Dataset records:
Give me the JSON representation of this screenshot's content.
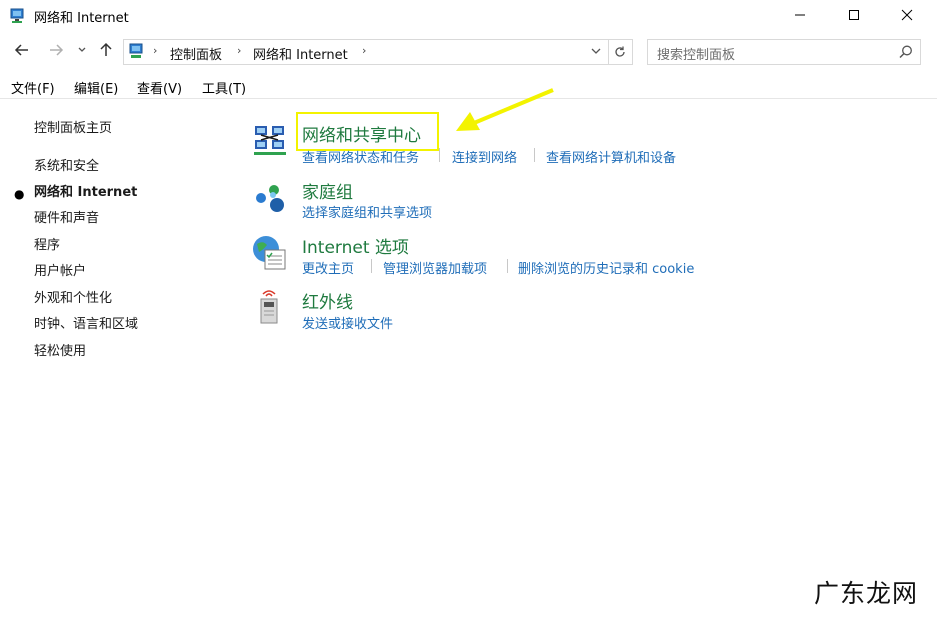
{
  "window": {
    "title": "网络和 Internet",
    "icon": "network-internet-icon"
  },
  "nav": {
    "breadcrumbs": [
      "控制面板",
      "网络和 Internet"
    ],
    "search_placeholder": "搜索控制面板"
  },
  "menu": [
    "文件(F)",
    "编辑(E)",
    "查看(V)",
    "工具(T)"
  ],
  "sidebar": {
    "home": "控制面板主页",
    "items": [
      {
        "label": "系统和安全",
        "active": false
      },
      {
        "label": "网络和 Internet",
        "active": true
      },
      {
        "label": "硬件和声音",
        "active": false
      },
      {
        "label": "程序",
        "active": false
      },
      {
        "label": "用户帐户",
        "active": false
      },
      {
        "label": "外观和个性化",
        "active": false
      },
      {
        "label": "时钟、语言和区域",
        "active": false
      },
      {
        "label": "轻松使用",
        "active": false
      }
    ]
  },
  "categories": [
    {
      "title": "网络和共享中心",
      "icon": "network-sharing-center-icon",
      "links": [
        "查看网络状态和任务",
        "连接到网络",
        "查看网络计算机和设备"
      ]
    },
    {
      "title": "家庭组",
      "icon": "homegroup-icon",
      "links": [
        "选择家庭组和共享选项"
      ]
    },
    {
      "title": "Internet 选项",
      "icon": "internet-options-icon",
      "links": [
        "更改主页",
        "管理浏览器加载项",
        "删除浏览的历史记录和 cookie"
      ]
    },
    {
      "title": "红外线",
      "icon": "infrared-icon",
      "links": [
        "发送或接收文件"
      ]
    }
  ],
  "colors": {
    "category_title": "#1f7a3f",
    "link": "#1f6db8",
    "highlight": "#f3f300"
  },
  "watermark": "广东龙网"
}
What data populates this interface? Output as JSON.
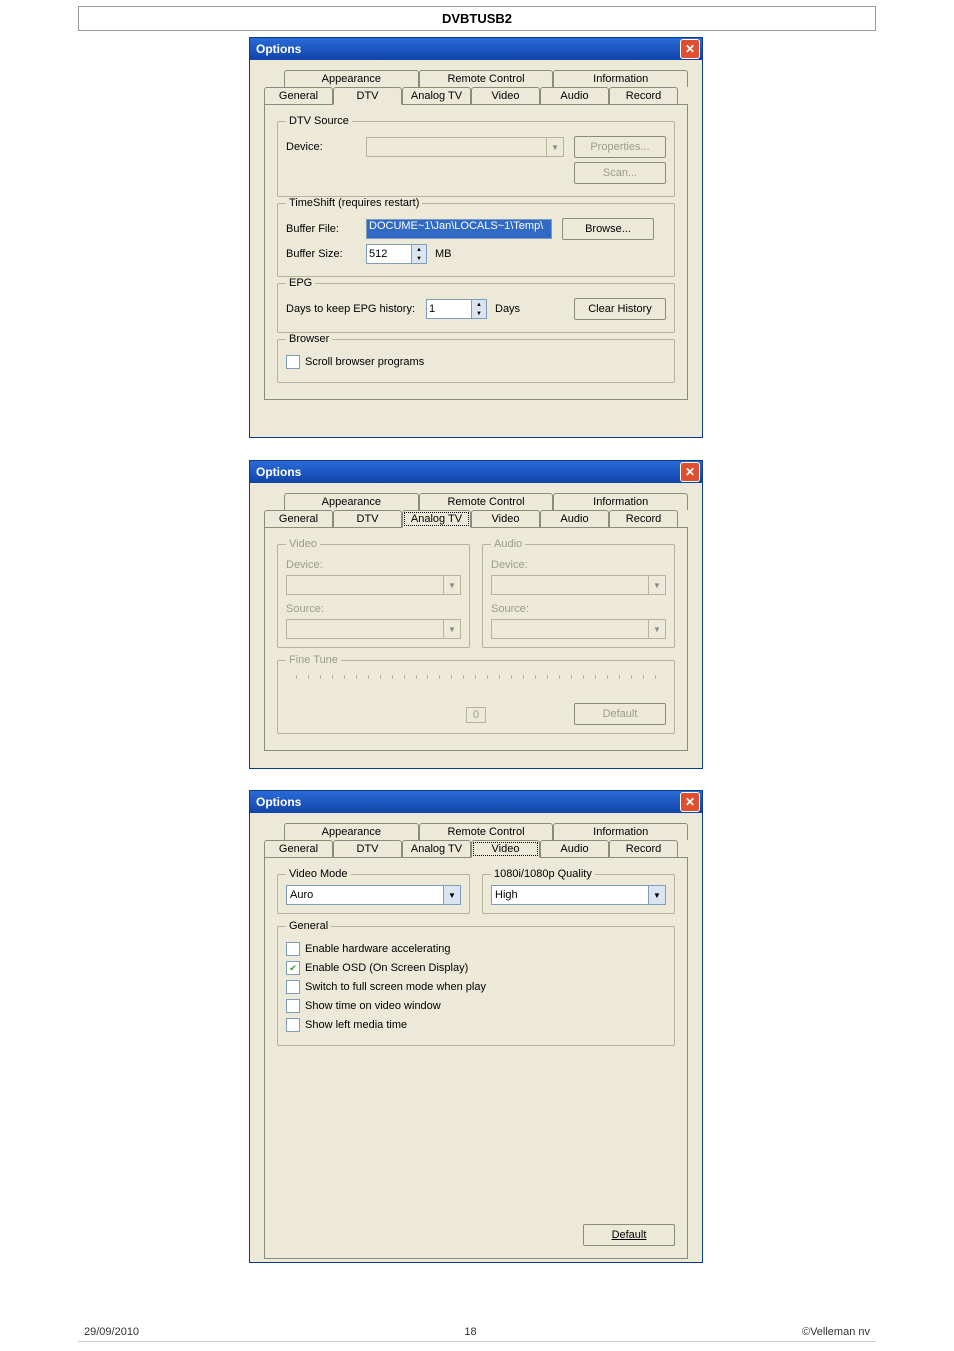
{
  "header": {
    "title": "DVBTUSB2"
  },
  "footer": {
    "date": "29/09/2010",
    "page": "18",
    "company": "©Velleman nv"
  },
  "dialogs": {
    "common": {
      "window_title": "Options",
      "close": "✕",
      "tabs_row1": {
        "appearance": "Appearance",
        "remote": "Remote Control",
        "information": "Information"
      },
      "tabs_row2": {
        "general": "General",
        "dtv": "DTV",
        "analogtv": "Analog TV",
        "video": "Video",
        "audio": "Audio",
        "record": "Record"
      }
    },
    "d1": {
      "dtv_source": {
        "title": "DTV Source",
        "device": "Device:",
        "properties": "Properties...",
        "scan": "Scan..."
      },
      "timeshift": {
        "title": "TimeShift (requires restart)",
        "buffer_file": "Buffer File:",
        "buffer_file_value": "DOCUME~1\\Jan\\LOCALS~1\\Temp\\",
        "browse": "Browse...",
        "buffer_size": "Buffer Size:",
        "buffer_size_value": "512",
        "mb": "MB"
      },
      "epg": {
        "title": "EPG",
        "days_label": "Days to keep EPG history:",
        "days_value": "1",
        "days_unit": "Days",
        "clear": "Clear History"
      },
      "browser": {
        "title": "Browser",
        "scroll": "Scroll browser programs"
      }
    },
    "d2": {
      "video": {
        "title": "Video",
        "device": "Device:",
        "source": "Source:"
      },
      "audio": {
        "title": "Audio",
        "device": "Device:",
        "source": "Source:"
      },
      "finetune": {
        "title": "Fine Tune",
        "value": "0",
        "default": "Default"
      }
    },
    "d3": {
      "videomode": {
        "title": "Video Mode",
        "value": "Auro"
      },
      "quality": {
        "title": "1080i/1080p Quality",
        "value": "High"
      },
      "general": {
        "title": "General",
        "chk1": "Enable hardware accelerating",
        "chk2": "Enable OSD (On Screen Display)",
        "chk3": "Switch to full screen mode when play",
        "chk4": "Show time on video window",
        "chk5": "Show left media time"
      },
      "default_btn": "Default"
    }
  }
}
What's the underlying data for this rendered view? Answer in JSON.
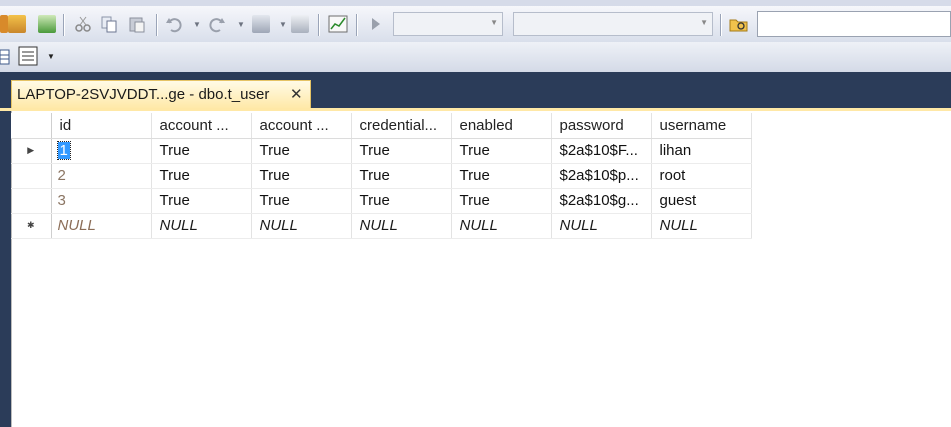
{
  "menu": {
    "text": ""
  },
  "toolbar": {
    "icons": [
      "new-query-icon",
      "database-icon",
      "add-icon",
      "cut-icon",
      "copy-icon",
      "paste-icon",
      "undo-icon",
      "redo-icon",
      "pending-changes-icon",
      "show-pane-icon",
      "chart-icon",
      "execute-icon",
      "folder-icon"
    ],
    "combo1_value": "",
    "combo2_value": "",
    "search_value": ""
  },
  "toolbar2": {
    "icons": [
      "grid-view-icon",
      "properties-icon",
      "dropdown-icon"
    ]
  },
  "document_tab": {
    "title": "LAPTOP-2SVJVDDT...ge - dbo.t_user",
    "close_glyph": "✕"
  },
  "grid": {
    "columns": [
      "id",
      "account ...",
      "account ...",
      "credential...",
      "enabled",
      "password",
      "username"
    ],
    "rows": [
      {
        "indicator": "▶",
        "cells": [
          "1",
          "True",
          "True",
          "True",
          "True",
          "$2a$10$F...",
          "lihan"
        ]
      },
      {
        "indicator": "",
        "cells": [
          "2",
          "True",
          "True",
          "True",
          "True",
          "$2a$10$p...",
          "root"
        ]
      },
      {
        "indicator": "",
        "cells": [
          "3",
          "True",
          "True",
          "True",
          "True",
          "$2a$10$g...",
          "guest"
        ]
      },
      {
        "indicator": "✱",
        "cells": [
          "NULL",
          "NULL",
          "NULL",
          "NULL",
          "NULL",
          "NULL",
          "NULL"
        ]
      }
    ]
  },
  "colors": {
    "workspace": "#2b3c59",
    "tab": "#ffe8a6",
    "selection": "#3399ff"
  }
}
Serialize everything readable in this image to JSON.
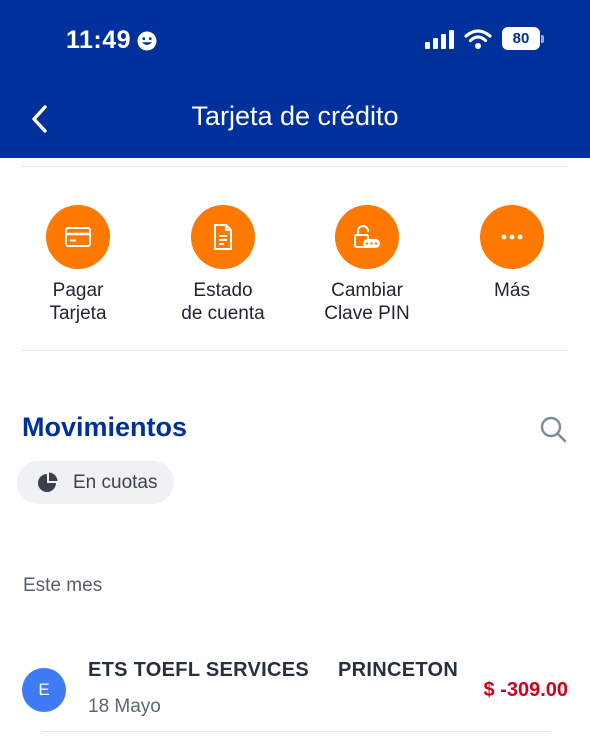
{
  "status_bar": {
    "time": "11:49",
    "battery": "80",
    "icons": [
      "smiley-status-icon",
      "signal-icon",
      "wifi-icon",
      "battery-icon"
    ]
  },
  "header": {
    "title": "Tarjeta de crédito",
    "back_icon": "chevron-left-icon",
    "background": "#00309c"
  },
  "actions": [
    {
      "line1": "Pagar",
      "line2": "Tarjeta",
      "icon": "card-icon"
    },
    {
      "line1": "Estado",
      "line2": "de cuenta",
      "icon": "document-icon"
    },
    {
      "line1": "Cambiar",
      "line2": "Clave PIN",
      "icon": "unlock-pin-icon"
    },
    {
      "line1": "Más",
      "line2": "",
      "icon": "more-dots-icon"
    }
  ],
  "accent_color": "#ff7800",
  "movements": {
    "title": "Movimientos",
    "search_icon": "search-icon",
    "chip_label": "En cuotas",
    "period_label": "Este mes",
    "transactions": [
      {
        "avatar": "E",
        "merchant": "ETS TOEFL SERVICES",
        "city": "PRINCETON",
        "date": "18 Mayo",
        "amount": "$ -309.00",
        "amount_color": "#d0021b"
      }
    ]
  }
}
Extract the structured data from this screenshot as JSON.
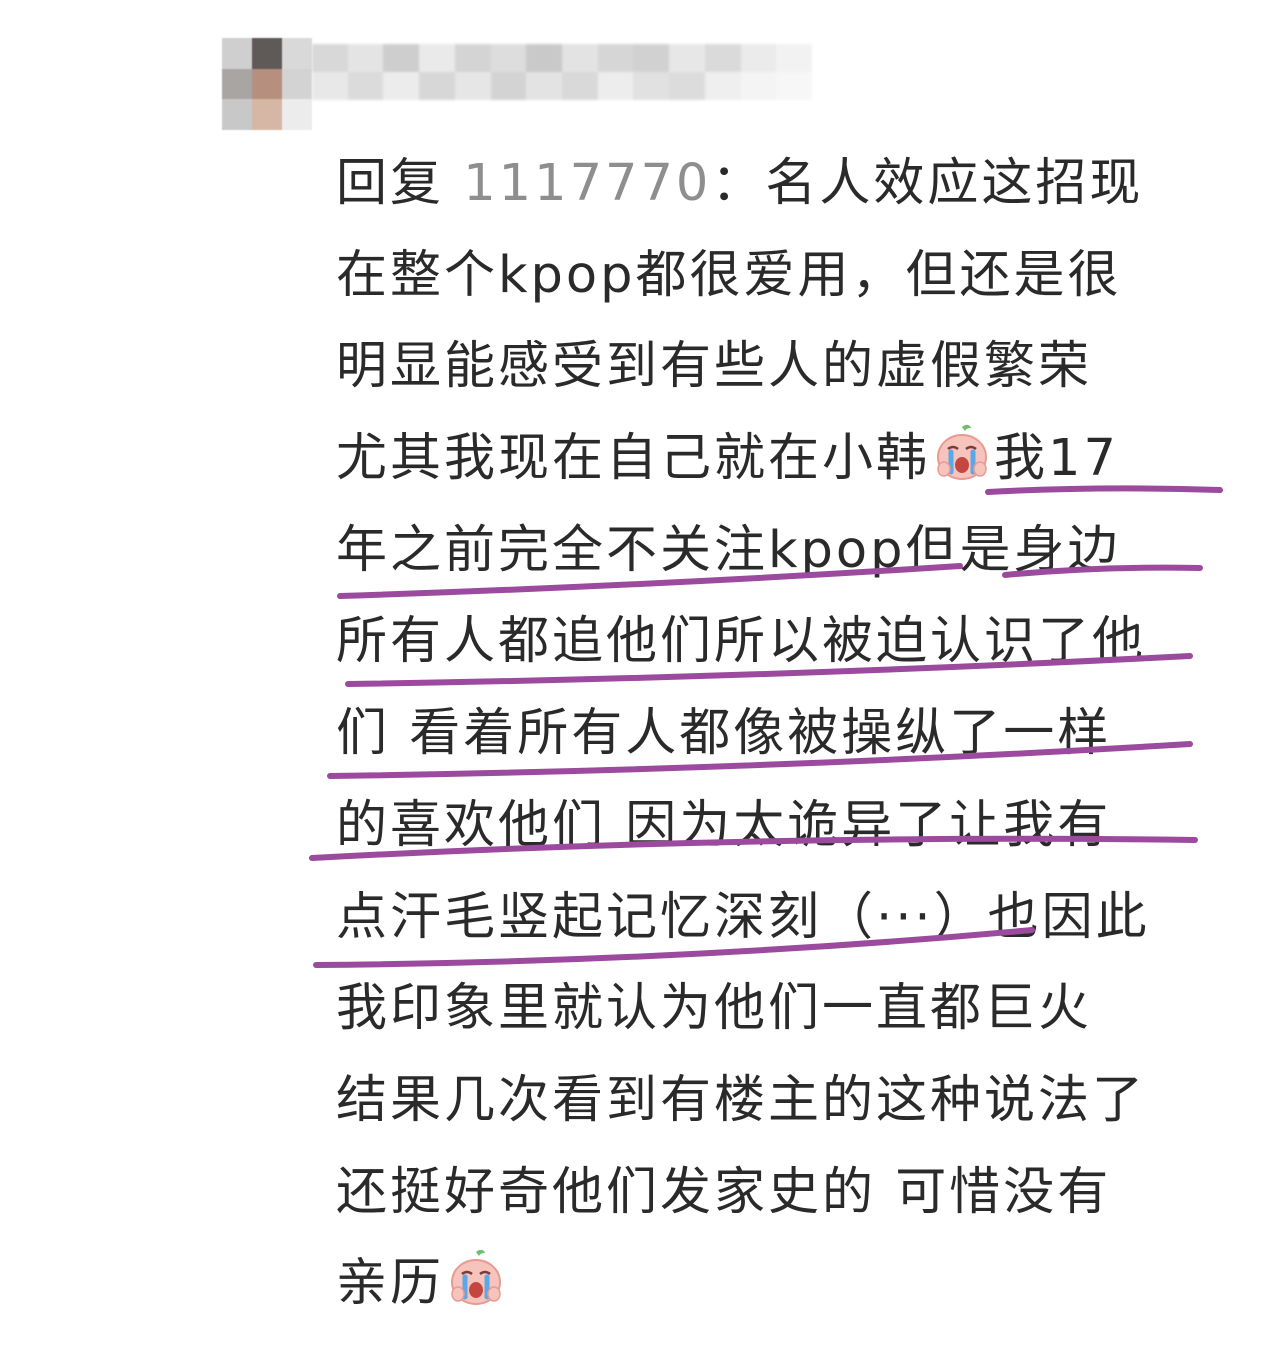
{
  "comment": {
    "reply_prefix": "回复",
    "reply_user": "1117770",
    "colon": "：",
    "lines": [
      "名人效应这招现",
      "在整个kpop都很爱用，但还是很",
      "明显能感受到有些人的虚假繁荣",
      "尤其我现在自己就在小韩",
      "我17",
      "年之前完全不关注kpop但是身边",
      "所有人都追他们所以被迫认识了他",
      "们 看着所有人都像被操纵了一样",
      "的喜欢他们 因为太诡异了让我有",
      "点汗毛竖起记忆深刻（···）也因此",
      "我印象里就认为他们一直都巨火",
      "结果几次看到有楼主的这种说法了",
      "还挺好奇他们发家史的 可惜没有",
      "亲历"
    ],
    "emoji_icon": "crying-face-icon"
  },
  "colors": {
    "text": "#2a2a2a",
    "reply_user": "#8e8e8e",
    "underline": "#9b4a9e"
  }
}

What this task involves: Look through the entries above for the word "view". Copy every line where it shows up.

Reply to the exercise:
What's the underlying data for this rendered view? Answer in JSON.
      "grid-view-icon",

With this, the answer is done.